[Dataset records]

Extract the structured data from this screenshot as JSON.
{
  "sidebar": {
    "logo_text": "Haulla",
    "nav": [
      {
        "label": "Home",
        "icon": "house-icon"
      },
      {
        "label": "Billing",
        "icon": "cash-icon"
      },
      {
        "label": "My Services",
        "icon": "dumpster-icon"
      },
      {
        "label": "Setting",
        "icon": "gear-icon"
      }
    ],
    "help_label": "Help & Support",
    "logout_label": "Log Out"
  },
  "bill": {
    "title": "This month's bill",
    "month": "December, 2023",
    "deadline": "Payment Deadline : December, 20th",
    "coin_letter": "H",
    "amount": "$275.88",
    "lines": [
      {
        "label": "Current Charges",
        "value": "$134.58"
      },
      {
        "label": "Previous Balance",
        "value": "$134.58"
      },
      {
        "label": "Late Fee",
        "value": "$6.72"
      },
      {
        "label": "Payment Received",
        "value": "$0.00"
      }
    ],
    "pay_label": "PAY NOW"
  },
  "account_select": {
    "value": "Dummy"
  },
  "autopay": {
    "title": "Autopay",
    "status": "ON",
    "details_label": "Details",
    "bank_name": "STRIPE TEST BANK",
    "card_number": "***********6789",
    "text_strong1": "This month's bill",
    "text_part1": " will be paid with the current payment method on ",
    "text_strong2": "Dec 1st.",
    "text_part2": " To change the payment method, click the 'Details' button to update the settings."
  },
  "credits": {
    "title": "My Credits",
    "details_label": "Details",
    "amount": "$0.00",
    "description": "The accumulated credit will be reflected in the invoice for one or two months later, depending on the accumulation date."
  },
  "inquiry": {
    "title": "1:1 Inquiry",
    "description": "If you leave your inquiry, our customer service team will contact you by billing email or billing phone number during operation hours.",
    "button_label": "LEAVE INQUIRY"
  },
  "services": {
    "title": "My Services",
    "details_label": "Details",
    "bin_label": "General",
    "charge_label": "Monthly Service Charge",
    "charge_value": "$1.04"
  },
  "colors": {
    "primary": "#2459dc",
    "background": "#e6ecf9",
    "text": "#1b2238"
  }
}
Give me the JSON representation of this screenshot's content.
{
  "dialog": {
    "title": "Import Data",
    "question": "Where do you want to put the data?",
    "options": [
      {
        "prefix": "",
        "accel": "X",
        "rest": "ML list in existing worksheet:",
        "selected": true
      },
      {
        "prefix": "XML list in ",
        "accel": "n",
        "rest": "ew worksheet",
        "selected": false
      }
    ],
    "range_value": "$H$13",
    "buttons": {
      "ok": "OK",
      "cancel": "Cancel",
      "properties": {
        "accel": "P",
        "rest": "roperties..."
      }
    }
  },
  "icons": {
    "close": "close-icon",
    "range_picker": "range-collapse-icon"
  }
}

#### What to produce:
Locate the line that contains "Give me the", then please quote it and every line after it to the end of the entries above, exactly and with nothing else.

#### Task solution:
Give me the JSON representation of this screenshot's content.
{
  "dialog": {
    "title": "Import Data",
    "question": "Where do you want to put the data?",
    "options": [
      {
        "prefix": "",
        "accel": "X",
        "rest": "ML list in existing worksheet:",
        "selected": true
      },
      {
        "prefix": "XML list in ",
        "accel": "n",
        "rest": "ew worksheet",
        "selected": false
      }
    ],
    "range_value": "$H$13",
    "buttons": {
      "ok": "OK",
      "cancel": "Cancel",
      "properties": {
        "accel": "P",
        "rest": "roperties..."
      }
    }
  },
  "icons": {
    "close": "close-icon",
    "range_picker": "range-collapse-icon"
  }
}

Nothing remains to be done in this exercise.